### Aim
Search the data for the word "screenshot" and copy every line that contains it.

### Data supplied
-- start --
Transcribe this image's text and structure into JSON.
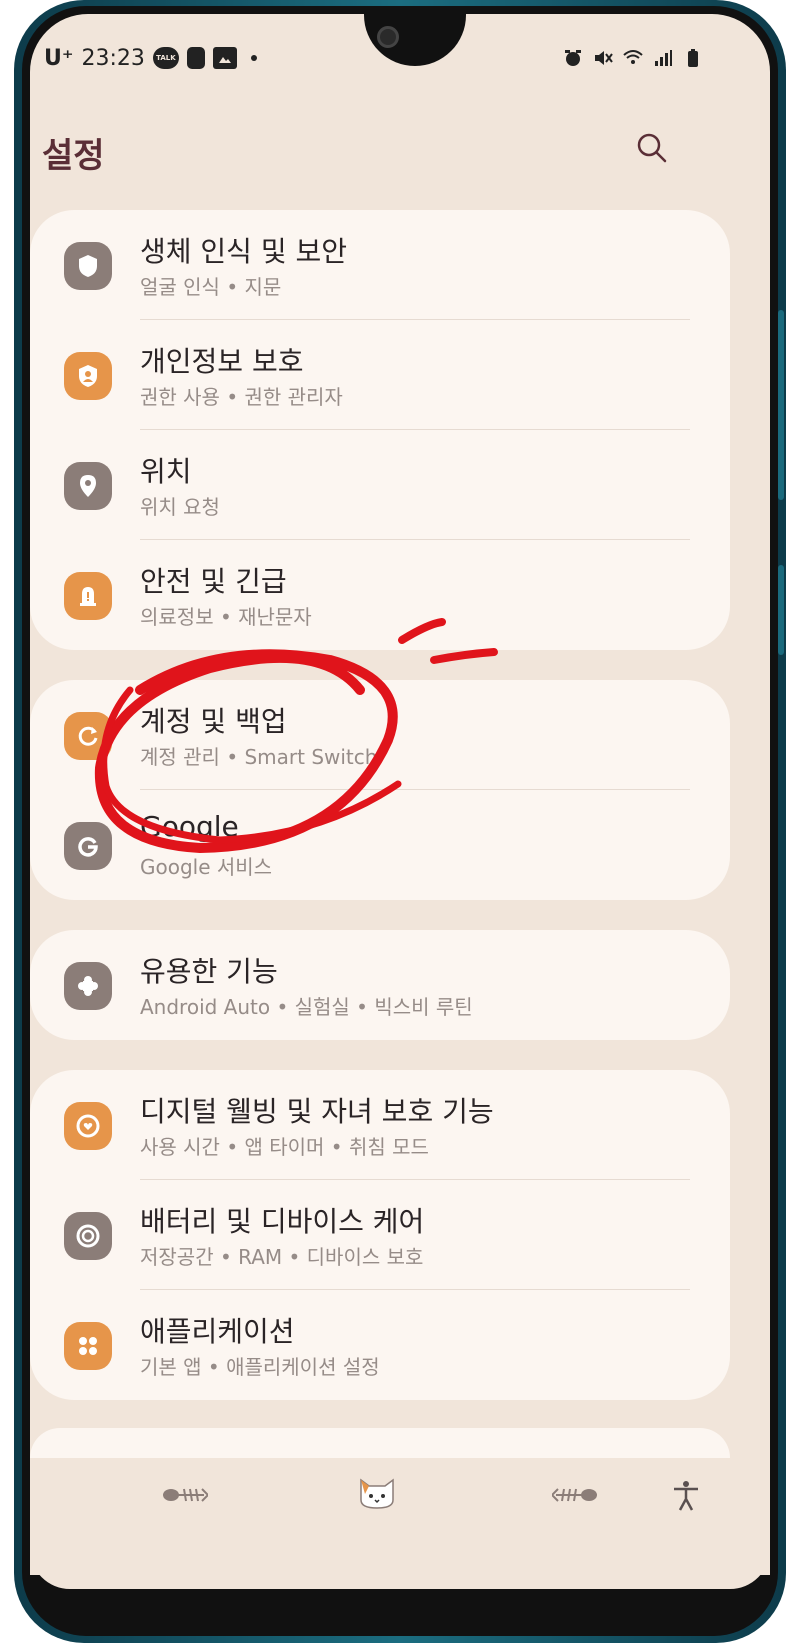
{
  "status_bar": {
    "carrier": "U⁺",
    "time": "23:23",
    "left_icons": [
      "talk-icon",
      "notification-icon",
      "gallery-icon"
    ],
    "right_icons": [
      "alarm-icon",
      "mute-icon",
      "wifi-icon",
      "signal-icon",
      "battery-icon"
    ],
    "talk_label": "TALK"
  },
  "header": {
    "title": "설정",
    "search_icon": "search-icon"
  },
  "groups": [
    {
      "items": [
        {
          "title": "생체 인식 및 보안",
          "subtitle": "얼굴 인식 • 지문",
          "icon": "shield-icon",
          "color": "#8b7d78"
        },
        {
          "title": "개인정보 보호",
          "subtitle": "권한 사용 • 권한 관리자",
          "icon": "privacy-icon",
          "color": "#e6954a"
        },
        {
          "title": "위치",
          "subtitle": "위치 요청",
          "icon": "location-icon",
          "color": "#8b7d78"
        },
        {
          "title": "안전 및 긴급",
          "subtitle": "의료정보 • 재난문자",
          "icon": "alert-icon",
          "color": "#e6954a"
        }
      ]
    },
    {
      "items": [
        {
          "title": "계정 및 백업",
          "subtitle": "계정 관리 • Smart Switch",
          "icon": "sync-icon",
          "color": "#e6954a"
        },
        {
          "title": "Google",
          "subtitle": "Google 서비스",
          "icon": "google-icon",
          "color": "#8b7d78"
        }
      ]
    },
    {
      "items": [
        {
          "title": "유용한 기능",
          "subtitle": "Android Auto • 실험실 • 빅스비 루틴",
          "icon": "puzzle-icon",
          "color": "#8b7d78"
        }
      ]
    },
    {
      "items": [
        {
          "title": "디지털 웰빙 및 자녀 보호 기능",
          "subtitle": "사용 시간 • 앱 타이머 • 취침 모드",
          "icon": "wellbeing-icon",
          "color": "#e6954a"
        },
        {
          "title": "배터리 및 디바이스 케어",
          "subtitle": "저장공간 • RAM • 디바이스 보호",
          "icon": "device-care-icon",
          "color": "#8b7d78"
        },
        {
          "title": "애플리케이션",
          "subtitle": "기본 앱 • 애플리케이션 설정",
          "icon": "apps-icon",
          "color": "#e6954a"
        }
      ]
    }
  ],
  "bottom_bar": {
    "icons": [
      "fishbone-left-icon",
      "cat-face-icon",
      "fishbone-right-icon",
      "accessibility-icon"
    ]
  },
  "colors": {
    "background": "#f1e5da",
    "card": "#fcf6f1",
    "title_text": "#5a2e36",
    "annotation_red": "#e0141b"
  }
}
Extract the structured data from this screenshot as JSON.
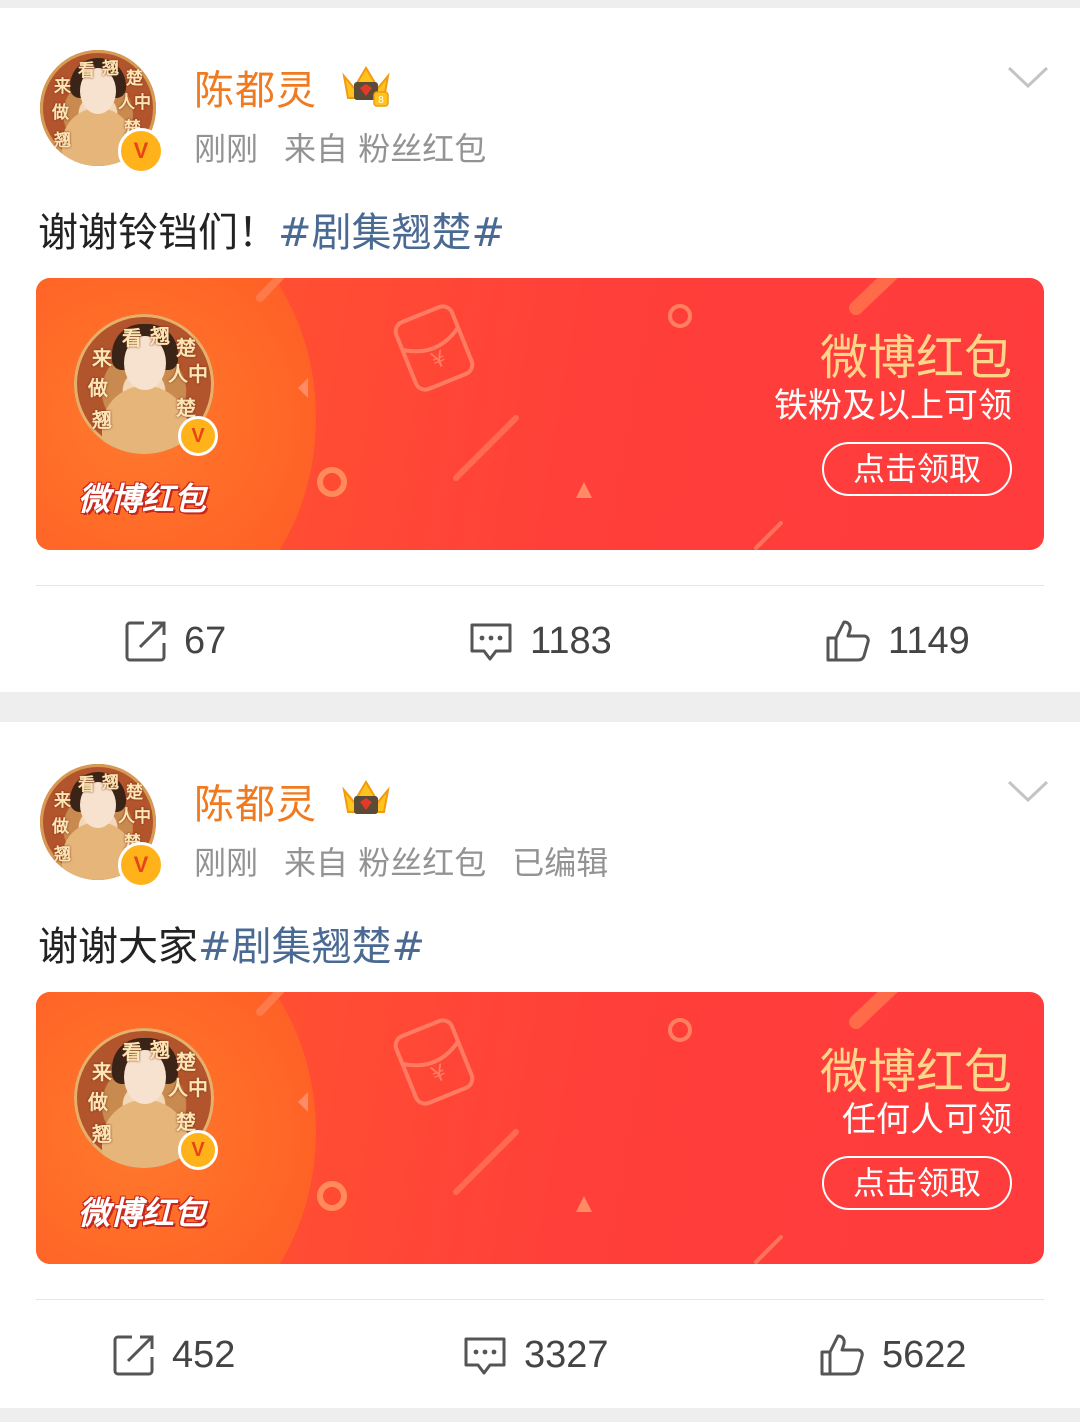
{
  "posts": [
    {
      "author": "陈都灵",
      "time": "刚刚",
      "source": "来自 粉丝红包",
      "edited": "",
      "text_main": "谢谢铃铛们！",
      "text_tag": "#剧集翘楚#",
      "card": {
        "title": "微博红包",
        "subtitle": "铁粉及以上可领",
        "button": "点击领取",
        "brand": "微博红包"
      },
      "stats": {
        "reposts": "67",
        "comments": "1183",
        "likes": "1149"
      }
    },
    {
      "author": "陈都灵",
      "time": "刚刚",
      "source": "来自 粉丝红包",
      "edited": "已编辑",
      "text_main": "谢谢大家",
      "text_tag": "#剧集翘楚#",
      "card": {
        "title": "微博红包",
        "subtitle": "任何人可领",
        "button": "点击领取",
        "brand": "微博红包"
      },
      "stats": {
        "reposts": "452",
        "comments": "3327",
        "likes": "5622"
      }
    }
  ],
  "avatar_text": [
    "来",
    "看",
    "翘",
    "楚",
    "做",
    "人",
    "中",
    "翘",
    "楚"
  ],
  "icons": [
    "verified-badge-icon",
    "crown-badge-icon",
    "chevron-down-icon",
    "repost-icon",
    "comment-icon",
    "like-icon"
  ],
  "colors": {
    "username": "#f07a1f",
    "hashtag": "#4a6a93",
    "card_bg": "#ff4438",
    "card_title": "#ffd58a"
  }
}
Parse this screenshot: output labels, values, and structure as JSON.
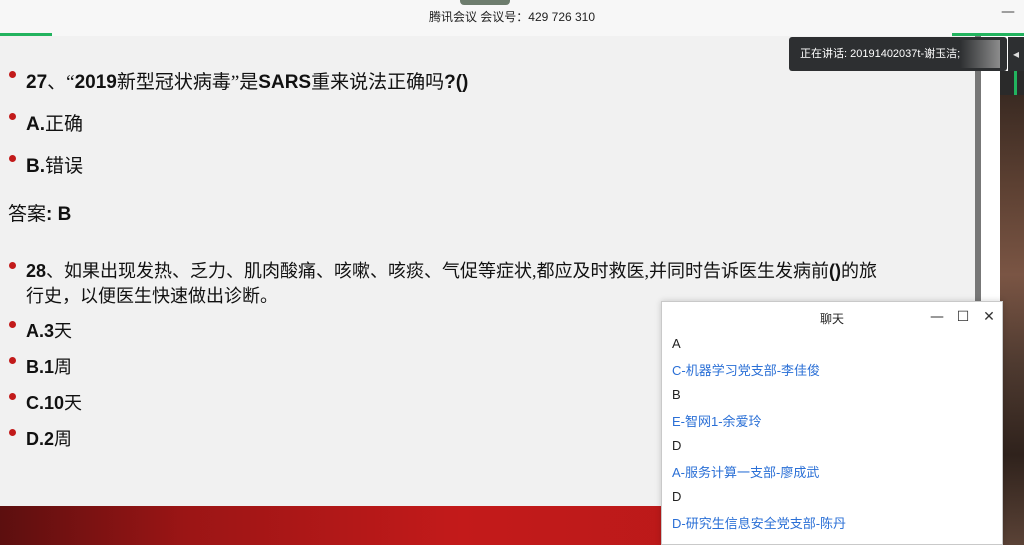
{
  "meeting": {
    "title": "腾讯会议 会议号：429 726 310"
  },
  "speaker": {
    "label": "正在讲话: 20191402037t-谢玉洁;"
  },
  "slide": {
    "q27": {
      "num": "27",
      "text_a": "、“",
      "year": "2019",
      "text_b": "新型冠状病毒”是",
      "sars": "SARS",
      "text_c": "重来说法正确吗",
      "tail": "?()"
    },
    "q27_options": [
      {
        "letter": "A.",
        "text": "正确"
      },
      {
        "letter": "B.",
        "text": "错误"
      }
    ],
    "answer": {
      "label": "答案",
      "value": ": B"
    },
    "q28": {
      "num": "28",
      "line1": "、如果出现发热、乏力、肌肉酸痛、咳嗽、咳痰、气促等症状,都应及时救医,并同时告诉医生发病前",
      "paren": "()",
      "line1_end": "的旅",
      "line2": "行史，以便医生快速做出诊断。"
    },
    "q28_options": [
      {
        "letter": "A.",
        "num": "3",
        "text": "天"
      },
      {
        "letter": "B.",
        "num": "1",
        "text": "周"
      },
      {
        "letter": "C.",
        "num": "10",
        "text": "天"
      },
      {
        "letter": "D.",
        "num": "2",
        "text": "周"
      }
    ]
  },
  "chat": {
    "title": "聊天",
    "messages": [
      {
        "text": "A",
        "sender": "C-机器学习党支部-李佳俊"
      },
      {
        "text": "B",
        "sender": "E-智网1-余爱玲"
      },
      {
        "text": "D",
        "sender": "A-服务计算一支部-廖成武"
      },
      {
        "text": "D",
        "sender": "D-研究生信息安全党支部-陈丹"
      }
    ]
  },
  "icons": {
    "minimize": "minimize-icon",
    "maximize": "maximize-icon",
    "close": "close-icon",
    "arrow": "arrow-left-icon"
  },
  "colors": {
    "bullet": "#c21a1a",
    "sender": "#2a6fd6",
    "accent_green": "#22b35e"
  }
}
-- end --
### Answer
Extract the structured data from this screenshot as JSON.
Parse this screenshot: output labels, values, and structure as JSON.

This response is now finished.